#### [Short exercise]
Give back the whole listing exactly as shown.

#### [Supplied data]
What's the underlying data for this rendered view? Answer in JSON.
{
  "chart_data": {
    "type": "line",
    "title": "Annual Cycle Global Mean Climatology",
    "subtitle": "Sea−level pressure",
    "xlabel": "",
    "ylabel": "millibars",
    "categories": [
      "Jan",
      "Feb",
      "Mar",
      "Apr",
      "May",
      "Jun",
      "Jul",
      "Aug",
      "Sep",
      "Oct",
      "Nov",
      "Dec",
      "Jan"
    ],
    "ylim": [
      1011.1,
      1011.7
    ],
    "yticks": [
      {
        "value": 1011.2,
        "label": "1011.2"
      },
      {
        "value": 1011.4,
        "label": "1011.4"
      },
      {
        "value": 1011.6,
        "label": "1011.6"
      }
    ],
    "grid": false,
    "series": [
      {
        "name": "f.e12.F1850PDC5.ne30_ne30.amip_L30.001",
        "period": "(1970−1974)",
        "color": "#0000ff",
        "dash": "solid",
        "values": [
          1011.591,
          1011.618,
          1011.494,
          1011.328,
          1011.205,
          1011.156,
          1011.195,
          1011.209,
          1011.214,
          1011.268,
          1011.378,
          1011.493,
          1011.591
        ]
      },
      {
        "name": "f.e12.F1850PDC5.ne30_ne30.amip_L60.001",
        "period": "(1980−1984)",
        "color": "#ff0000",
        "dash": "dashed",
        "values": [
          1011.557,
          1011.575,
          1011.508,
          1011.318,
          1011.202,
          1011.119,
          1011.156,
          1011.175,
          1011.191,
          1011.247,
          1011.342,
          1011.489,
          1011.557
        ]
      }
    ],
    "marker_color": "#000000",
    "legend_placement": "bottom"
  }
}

#### [Worked solution]
What's the underlying data for this rendered view? Answer in JSON.
{
  "chart_data": {
    "type": "line",
    "title": "Annual Cycle Global Mean Climatology",
    "subtitle": "Sea−level pressure",
    "xlabel": "",
    "ylabel": "millibars",
    "categories": [
      "Jan",
      "Feb",
      "Mar",
      "Apr",
      "May",
      "Jun",
      "Jul",
      "Aug",
      "Sep",
      "Oct",
      "Nov",
      "Dec",
      "Jan"
    ],
    "ylim": [
      1011.1,
      1011.7
    ],
    "yticks": [
      {
        "value": 1011.2,
        "label": "1011.2"
      },
      {
        "value": 1011.4,
        "label": "1011.4"
      },
      {
        "value": 1011.6,
        "label": "1011.6"
      }
    ],
    "grid": false,
    "series": [
      {
        "name": "f.e12.F1850PDC5.ne30_ne30.amip_L30.001",
        "period": "(1970−1974)",
        "color": "#0000ff",
        "dash": "solid",
        "values": [
          1011.591,
          1011.618,
          1011.494,
          1011.328,
          1011.205,
          1011.156,
          1011.195,
          1011.209,
          1011.214,
          1011.268,
          1011.378,
          1011.493,
          1011.591
        ]
      },
      {
        "name": "f.e12.F1850PDC5.ne30_ne30.amip_L60.001",
        "period": "(1980−1984)",
        "color": "#ff0000",
        "dash": "dashed",
        "values": [
          1011.557,
          1011.575,
          1011.508,
          1011.318,
          1011.202,
          1011.119,
          1011.156,
          1011.175,
          1011.191,
          1011.247,
          1011.342,
          1011.489,
          1011.557
        ]
      }
    ],
    "marker_color": "#000000",
    "legend_placement": "bottom"
  }
}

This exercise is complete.